### Task objective
For the entries that follow, tally the lines holding the string "ünitesinin". Give the total and nothing else.

### Data lines

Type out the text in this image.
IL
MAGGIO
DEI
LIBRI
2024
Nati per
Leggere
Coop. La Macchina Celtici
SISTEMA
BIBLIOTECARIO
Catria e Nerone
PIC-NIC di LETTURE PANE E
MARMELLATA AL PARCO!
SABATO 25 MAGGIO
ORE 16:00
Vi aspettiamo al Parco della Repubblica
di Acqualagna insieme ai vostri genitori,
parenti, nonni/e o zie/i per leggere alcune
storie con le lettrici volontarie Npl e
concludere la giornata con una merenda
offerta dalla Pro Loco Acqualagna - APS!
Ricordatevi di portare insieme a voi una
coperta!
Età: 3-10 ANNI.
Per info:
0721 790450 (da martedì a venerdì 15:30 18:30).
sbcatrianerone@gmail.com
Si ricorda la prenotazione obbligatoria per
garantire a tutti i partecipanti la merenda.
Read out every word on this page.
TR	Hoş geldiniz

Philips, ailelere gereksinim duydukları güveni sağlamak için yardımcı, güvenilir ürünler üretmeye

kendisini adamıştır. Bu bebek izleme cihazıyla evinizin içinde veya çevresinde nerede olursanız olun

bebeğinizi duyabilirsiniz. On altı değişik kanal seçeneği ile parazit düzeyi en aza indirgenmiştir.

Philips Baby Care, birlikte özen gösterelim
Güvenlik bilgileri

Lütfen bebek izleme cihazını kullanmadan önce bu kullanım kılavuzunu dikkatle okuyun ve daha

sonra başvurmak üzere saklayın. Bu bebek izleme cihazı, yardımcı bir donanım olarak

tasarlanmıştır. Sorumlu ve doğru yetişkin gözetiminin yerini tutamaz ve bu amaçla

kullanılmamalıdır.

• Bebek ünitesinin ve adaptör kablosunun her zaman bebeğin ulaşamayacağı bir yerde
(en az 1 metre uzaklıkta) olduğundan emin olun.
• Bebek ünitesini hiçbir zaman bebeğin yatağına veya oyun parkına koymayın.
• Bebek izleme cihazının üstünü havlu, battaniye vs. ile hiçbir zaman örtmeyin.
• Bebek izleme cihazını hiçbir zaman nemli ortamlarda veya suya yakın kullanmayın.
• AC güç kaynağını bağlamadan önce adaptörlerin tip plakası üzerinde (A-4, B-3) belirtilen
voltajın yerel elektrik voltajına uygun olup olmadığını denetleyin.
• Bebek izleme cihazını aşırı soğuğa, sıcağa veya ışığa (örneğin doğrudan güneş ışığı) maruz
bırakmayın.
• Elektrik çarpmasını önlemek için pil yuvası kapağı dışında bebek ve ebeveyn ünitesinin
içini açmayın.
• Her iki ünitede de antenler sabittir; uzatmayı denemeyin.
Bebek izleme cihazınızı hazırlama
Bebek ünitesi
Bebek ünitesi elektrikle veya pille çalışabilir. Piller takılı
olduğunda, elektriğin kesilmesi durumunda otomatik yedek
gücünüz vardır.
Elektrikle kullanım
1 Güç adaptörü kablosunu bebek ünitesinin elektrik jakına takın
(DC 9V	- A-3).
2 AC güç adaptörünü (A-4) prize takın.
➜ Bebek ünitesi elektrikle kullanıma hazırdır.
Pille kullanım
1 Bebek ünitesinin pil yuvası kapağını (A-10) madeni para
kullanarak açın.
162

### Result
4